**Goal of the exercise:** Print all of the data below verbatim, line for line.

**Dataset excerpts:**
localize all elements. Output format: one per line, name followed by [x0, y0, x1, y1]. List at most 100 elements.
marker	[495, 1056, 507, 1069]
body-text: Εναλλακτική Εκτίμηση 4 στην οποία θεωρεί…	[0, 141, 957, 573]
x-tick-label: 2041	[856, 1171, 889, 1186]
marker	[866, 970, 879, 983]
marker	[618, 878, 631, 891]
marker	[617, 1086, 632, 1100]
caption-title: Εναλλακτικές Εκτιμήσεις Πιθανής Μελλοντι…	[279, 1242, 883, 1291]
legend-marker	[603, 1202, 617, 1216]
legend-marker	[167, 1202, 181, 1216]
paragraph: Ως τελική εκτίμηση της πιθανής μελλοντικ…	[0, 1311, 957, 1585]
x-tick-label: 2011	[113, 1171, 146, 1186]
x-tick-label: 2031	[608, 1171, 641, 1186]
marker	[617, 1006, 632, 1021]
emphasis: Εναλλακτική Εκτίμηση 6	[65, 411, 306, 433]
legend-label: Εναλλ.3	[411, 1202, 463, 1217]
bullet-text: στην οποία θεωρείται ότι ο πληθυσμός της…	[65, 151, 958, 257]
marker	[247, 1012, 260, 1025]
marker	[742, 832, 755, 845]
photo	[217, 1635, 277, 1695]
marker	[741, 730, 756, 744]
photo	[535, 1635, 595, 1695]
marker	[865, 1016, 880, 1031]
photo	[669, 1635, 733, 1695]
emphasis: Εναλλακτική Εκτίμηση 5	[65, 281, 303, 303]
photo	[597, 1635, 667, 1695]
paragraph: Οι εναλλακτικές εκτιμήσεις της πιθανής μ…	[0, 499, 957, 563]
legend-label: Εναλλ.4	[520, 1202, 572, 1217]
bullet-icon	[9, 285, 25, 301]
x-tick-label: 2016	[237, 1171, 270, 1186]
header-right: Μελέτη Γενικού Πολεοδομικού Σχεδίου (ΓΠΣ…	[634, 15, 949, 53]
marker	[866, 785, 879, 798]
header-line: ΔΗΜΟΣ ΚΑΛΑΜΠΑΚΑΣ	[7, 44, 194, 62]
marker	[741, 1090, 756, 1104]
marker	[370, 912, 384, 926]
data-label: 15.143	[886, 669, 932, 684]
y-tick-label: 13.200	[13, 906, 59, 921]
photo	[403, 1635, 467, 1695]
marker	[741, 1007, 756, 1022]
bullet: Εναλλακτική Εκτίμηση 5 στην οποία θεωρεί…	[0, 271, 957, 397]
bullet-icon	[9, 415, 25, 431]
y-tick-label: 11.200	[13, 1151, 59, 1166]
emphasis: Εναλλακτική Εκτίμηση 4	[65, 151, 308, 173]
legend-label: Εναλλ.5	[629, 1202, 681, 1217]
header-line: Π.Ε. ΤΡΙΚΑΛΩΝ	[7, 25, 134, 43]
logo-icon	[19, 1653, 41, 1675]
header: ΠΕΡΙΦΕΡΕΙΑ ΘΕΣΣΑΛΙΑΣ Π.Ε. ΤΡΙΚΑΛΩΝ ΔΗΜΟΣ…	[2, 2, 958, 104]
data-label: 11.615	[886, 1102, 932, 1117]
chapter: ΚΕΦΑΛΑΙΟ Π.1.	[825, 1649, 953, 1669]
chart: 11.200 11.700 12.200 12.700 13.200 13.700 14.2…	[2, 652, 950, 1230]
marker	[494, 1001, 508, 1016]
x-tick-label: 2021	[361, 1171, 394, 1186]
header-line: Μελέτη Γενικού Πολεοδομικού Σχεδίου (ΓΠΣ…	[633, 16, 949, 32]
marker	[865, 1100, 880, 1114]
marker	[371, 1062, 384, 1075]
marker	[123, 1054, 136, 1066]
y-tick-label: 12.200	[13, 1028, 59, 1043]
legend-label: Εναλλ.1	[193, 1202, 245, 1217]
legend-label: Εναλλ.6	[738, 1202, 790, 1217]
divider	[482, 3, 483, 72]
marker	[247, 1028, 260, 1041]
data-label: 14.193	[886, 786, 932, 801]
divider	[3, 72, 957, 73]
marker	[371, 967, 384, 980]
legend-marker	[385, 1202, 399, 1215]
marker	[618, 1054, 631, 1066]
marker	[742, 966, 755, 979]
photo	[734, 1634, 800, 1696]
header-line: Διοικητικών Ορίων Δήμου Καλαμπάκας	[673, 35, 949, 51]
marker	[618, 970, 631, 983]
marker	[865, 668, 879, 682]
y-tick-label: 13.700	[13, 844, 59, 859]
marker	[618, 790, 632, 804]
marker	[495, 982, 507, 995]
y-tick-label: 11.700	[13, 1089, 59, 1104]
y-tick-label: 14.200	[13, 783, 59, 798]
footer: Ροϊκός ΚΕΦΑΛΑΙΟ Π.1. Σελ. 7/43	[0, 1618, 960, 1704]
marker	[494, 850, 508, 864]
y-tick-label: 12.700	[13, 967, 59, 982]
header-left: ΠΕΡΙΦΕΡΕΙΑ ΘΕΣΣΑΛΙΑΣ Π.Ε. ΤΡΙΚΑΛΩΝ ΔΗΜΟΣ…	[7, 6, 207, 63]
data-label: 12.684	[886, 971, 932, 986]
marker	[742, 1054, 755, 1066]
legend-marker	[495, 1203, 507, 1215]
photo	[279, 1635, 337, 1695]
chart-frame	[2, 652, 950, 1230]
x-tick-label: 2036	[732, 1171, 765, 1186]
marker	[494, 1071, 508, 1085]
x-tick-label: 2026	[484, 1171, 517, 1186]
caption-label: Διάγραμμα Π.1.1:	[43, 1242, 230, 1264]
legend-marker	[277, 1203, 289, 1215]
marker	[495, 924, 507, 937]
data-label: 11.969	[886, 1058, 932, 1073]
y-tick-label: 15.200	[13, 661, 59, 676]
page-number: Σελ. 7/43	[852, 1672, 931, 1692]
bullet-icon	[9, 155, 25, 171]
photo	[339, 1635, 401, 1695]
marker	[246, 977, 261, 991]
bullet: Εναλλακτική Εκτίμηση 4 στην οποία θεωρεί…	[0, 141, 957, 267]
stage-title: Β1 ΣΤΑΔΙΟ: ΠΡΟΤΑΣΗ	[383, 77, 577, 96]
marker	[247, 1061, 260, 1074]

**The solution:**
localize all elements. Output format: one per line, name followed by [x0, y0, x1, y1]. List at most 100 elements.
marker	[495, 1056, 507, 1069]
body-text: Εναλλακτική Εκτίμηση 4 στην οποία θεωρεί…	[0, 141, 957, 573]
x-tick-label: 2041	[856, 1171, 889, 1186]
marker	[866, 970, 879, 983]
marker	[618, 878, 631, 891]
marker	[617, 1086, 632, 1100]
caption-title: Εναλλακτικές Εκτιμήσεις Πιθανής Μελλοντι…	[279, 1242, 883, 1291]
legend-marker	[603, 1202, 617, 1216]
legend-marker	[167, 1202, 181, 1216]
paragraph: Ως τελική εκτίμηση της πιθανής μελλοντικ…	[0, 1311, 957, 1585]
x-tick-label: 2011	[113, 1171, 146, 1186]
x-tick-label: 2031	[608, 1171, 641, 1186]
marker	[617, 1006, 632, 1021]
emphasis: Εναλλακτική Εκτίμηση 6	[65, 411, 306, 433]
legend-label: Εναλλ.3	[411, 1202, 463, 1217]
bullet-text: στην οποία θεωρείται ότι ο πληθυσμός της…	[65, 151, 958, 257]
marker	[247, 1012, 260, 1025]
marker	[742, 832, 755, 845]
photo	[217, 1635, 277, 1695]
marker	[741, 730, 756, 744]
photo	[535, 1635, 595, 1695]
marker	[865, 1016, 880, 1031]
photo	[669, 1635, 733, 1695]
emphasis: Εναλλακτική Εκτίμηση 5	[65, 281, 303, 303]
photo	[597, 1635, 667, 1695]
paragraph: Οι εναλλακτικές εκτιμήσεις της πιθανής μ…	[0, 499, 957, 563]
legend-label: Εναλλ.4	[520, 1202, 572, 1217]
bullet-icon	[9, 285, 25, 301]
x-tick-label: 2016	[237, 1171, 270, 1186]
header-right: Μελέτη Γενικού Πολεοδομικού Σχεδίου (ΓΠΣ…	[634, 15, 949, 53]
marker	[866, 785, 879, 798]
header-line: ΔΗΜΟΣ ΚΑΛΑΜΠΑΚΑΣ	[7, 44, 194, 62]
marker	[741, 1090, 756, 1104]
marker	[370, 912, 384, 926]
data-label: 15.143	[886, 669, 932, 684]
y-tick-label: 13.200	[13, 906, 59, 921]
photo	[403, 1635, 467, 1695]
marker	[741, 1007, 756, 1022]
bullet: Εναλλακτική Εκτίμηση 5 στην οποία θεωρεί…	[0, 271, 957, 397]
bullet-icon	[9, 415, 25, 431]
y-tick-label: 11.200	[13, 1151, 59, 1166]
emphasis: Εναλλακτική Εκτίμηση 4	[65, 151, 308, 173]
legend-label: Εναλλ.5	[629, 1202, 681, 1217]
header-line: Π.Ε. ΤΡΙΚΑΛΩΝ	[7, 25, 134, 43]
logo-icon	[19, 1653, 41, 1675]
header: ΠΕΡΙΦΕΡΕΙΑ ΘΕΣΣΑΛΙΑΣ Π.Ε. ΤΡΙΚΑΛΩΝ ΔΗΜΟΣ…	[2, 2, 958, 104]
data-label: 11.615	[886, 1102, 932, 1117]
chapter: ΚΕΦΑΛΑΙΟ Π.1.	[825, 1649, 953, 1669]
chart: 11.200 11.700 12.200 12.700 13.200 13.700 14.2…	[2, 652, 950, 1230]
marker	[494, 1001, 508, 1016]
x-tick-label: 2021	[361, 1171, 394, 1186]
header-line: Μελέτη Γενικού Πολεοδομικού Σχεδίου (ΓΠΣ…	[633, 16, 949, 32]
marker	[865, 1100, 880, 1114]
marker	[371, 1062, 384, 1075]
marker	[123, 1054, 136, 1066]
y-tick-label: 12.200	[13, 1028, 59, 1043]
legend-label: Εναλλ.1	[193, 1202, 245, 1217]
legend-label: Εναλλ.6	[738, 1202, 790, 1217]
divider	[482, 3, 483, 72]
marker	[247, 1028, 260, 1041]
data-label: 14.193	[886, 786, 932, 801]
divider	[3, 72, 957, 73]
marker	[371, 967, 384, 980]
legend-marker	[385, 1202, 399, 1215]
marker	[618, 1054, 631, 1066]
marker	[742, 966, 755, 979]
photo	[734, 1634, 800, 1696]
header-line: Διοικητικών Ορίων Δήμου Καλαμπάκας	[673, 35, 949, 51]
marker	[618, 970, 631, 983]
marker	[865, 668, 879, 682]
y-tick-label: 13.700	[13, 844, 59, 859]
marker	[618, 790, 632, 804]
marker	[495, 982, 507, 995]
y-tick-label: 11.700	[13, 1089, 59, 1104]
y-tick-label: 14.200	[13, 783, 59, 798]
footer: Ροϊκός ΚΕΦΑΛΑΙΟ Π.1. Σελ. 7/43	[0, 1618, 960, 1704]
marker	[494, 850, 508, 864]
y-tick-label: 12.700	[13, 967, 59, 982]
header-left: ΠΕΡΙΦΕΡΕΙΑ ΘΕΣΣΑΛΙΑΣ Π.Ε. ΤΡΙΚΑΛΩΝ ΔΗΜΟΣ…	[7, 6, 207, 63]
data-label: 12.684	[886, 971, 932, 986]
marker	[742, 1054, 755, 1066]
legend-marker	[495, 1203, 507, 1215]
photo	[279, 1635, 337, 1695]
chart-frame	[2, 652, 950, 1230]
x-tick-label: 2036	[732, 1171, 765, 1186]
marker	[494, 1071, 508, 1085]
x-tick-label: 2026	[484, 1171, 517, 1186]
caption-label: Διάγραμμα Π.1.1:	[43, 1242, 230, 1264]
legend-marker	[277, 1203, 289, 1215]
marker	[495, 924, 507, 937]
data-label: 11.969	[886, 1058, 932, 1073]
y-tick-label: 15.200	[13, 661, 59, 676]
page-number: Σελ. 7/43	[852, 1672, 931, 1692]
bullet-icon	[9, 155, 25, 171]
photo	[339, 1635, 401, 1695]
marker	[246, 977, 261, 991]
bullet: Εναλλακτική Εκτίμηση 4 στην οποία θεωρεί…	[0, 141, 957, 267]
stage-title: Β1 ΣΤΑΔΙΟ: ΠΡΟΤΑΣΗ	[383, 77, 577, 96]
marker	[247, 1061, 260, 1074]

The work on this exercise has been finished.